▶ [Data extract]
* begin *

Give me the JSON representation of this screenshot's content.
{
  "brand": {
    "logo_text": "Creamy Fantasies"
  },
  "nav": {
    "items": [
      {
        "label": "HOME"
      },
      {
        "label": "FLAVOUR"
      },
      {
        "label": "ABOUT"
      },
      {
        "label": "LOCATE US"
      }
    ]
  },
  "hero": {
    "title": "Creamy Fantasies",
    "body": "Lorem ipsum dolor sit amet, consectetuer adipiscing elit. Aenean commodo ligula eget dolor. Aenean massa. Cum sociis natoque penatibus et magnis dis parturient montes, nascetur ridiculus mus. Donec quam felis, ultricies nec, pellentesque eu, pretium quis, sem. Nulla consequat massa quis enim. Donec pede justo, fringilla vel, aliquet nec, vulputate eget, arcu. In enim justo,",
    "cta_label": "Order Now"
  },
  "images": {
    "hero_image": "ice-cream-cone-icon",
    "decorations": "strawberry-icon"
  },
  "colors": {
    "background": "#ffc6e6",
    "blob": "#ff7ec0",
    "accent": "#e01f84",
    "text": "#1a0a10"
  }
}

* end *

▶ [Requirements] Please restate the data word for word, every record included.

▶ [Expected answer]
Give me the JSON representation of this screenshot's content.
{
  "brand": {
    "logo_text": "Creamy Fantasies"
  },
  "nav": {
    "items": [
      {
        "label": "HOME"
      },
      {
        "label": "FLAVOUR"
      },
      {
        "label": "ABOUT"
      },
      {
        "label": "LOCATE US"
      }
    ]
  },
  "hero": {
    "title": "Creamy Fantasies",
    "body": "Lorem ipsum dolor sit amet, consectetuer adipiscing elit. Aenean commodo ligula eget dolor. Aenean massa. Cum sociis natoque penatibus et magnis dis parturient montes, nascetur ridiculus mus. Donec quam felis, ultricies nec, pellentesque eu, pretium quis, sem. Nulla consequat massa quis enim. Donec pede justo, fringilla vel, aliquet nec, vulputate eget, arcu. In enim justo,",
    "cta_label": "Order Now"
  },
  "images": {
    "hero_image": "ice-cream-cone-icon",
    "decorations": "strawberry-icon"
  },
  "colors": {
    "background": "#ffc6e6",
    "blob": "#ff7ec0",
    "accent": "#e01f84",
    "text": "#1a0a10"
  }
}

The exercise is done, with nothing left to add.